• **Prompt**
Show every line containing "this" by copying it.

-- Begin --

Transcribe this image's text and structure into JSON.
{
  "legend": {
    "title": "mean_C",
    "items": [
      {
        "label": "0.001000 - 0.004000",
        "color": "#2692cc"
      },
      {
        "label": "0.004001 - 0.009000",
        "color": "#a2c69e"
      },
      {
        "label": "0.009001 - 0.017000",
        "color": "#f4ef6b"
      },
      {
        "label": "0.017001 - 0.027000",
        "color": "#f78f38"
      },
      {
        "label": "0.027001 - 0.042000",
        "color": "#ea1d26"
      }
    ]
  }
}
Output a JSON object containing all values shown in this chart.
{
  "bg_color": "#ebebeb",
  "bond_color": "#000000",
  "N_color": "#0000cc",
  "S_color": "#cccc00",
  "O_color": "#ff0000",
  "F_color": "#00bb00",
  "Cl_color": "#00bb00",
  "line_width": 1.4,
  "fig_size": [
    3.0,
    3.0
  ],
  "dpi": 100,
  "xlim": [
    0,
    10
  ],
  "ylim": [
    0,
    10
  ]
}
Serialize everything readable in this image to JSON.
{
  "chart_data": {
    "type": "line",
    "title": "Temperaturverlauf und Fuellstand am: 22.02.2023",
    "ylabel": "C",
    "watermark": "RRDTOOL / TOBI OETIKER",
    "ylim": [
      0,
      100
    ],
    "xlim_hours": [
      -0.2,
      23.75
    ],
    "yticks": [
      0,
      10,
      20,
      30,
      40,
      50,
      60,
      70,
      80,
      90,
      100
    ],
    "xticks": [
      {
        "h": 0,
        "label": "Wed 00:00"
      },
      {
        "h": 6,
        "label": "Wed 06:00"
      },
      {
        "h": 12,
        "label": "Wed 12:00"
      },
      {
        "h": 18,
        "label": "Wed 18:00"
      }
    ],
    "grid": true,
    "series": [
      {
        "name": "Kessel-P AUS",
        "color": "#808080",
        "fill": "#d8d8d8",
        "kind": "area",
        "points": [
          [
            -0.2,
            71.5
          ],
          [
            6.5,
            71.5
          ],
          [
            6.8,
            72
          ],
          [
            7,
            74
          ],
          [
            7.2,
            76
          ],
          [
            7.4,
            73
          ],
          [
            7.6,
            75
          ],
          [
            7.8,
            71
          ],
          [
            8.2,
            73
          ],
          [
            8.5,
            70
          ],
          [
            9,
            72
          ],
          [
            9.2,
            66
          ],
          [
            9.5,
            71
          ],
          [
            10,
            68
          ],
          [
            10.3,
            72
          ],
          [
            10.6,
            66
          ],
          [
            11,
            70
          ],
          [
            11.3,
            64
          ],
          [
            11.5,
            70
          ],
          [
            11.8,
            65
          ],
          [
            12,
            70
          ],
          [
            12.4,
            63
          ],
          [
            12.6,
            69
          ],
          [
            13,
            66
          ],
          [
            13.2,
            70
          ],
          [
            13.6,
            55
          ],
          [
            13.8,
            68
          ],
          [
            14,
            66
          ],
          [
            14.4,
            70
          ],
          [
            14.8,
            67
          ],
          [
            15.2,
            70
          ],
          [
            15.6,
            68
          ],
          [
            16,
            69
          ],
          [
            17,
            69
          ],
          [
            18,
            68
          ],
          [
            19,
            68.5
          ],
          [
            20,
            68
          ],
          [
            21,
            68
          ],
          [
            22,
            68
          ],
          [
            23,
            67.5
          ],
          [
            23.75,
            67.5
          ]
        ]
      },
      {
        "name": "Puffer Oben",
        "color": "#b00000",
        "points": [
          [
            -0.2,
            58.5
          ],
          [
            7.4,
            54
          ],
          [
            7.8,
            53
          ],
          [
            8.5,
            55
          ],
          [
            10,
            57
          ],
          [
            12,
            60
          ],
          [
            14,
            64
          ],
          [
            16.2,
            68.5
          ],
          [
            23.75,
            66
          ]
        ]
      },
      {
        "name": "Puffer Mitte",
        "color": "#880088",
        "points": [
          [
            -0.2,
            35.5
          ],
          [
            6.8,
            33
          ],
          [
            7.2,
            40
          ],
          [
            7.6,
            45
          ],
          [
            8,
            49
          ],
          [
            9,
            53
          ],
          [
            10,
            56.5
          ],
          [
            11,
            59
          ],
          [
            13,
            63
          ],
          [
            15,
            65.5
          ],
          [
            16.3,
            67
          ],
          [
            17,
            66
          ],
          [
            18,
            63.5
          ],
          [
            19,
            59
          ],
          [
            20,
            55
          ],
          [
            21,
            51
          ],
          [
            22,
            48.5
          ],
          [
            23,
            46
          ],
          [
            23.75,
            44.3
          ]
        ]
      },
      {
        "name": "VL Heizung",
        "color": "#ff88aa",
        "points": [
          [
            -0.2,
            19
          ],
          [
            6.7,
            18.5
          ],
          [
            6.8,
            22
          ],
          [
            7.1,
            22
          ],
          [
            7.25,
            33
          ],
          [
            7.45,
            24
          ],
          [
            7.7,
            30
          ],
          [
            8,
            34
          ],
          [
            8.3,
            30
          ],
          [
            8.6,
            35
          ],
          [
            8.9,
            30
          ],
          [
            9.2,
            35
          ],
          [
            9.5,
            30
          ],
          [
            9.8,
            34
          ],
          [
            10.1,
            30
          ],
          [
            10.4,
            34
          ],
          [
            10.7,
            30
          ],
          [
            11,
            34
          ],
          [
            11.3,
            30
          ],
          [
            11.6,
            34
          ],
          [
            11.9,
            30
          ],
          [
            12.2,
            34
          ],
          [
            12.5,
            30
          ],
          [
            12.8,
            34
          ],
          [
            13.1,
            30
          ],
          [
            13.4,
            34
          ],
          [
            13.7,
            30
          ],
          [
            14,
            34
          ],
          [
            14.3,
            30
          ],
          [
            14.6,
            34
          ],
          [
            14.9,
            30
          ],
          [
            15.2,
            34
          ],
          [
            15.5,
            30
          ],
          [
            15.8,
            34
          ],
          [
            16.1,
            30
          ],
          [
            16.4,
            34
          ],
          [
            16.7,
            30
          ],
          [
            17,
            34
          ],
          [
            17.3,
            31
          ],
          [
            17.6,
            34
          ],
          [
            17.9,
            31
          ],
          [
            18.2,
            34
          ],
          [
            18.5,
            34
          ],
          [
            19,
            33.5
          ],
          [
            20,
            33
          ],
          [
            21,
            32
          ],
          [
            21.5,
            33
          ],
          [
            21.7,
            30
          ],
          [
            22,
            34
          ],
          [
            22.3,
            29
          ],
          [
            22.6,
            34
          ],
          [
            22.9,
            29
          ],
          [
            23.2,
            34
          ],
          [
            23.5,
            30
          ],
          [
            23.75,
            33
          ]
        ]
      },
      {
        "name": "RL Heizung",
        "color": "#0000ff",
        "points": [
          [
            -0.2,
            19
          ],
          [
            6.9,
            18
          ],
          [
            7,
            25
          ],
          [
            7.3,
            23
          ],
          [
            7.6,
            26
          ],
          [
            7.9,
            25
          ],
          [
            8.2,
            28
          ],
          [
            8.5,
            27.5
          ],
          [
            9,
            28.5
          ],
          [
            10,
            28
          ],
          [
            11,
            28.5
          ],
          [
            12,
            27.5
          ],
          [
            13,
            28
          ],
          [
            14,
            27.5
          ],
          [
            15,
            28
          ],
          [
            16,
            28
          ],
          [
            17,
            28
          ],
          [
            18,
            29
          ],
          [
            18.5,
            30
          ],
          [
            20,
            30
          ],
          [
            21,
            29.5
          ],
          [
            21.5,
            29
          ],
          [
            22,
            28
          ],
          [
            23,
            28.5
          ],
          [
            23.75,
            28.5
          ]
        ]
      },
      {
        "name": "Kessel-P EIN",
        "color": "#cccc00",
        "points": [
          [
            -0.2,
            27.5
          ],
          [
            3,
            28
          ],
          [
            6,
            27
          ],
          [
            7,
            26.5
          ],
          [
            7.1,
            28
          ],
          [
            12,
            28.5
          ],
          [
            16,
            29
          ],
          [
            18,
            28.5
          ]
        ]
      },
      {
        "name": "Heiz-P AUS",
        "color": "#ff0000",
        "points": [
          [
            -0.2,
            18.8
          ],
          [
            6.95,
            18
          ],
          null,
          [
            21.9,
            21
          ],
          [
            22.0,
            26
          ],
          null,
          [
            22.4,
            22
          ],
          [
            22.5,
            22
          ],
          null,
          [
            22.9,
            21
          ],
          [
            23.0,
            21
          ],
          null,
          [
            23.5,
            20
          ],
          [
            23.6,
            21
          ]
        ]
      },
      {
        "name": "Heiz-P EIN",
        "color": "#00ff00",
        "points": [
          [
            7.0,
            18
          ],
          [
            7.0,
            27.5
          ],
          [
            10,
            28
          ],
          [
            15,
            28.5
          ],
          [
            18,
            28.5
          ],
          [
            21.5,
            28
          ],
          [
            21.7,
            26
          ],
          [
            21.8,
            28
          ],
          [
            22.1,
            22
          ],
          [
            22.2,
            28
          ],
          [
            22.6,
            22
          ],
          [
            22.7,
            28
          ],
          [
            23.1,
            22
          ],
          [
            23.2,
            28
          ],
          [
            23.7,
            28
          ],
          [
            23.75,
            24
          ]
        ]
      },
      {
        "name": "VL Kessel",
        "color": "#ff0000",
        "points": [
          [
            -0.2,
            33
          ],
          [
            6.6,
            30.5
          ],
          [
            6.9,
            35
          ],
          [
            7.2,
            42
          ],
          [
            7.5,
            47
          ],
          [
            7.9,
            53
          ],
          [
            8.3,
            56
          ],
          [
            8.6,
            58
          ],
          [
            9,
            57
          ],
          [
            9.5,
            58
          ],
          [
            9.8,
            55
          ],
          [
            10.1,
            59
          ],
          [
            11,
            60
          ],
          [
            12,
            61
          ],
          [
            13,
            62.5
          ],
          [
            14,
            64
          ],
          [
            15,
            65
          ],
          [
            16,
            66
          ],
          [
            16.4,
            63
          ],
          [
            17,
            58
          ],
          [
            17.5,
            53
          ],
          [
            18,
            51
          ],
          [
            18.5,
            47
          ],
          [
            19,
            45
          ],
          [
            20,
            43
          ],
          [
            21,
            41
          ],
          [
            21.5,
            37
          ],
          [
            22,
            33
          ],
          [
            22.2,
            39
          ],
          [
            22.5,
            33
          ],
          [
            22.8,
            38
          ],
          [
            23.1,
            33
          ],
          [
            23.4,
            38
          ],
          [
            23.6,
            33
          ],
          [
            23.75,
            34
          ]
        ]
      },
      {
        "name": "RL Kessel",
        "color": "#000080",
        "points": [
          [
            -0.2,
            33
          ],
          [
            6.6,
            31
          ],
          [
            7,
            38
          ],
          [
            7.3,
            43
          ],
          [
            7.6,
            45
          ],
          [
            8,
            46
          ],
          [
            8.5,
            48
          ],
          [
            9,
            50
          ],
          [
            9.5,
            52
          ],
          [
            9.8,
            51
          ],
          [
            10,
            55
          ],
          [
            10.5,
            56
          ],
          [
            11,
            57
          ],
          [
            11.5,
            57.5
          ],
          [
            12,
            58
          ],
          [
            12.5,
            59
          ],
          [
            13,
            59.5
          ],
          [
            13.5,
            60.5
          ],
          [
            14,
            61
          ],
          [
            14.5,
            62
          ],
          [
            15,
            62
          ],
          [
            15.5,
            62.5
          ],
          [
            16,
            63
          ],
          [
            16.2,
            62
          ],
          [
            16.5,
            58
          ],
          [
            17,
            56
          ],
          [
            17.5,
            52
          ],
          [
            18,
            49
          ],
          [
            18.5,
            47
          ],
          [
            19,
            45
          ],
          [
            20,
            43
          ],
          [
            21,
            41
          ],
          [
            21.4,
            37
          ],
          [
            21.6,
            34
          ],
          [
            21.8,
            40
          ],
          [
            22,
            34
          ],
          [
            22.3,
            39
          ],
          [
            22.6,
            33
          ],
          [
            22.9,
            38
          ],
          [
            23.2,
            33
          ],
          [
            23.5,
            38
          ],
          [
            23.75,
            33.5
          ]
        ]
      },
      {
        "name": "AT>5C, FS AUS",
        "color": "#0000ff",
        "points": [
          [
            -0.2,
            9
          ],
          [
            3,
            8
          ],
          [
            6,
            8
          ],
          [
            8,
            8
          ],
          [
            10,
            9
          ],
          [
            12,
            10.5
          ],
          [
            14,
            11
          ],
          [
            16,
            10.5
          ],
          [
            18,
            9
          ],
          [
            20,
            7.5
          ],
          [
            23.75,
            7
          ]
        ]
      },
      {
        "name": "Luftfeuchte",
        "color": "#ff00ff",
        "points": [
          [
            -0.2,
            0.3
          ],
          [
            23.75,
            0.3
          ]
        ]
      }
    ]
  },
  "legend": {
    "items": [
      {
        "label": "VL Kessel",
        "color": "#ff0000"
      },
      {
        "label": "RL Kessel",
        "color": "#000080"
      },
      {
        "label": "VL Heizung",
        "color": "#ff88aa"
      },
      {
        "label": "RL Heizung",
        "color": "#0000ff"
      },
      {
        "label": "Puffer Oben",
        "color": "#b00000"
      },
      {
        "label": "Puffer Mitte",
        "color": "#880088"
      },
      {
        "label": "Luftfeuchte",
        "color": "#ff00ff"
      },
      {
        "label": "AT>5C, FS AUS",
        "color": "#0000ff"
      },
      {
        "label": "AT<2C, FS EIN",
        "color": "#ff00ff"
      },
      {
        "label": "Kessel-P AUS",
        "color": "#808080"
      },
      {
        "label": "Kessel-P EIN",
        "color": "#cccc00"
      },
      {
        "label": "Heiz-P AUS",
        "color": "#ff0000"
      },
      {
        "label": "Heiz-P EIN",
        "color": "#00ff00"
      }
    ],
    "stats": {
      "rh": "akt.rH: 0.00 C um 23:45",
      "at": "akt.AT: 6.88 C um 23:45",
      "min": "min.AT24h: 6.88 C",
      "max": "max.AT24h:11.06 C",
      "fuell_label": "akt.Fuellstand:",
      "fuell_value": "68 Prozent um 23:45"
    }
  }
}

-- End --

• **Final result**
Transcribe this image's text and structure into JSON.
Output a JSON object containing all values shown in this chart.
Serialize everything readable in this image to JSON.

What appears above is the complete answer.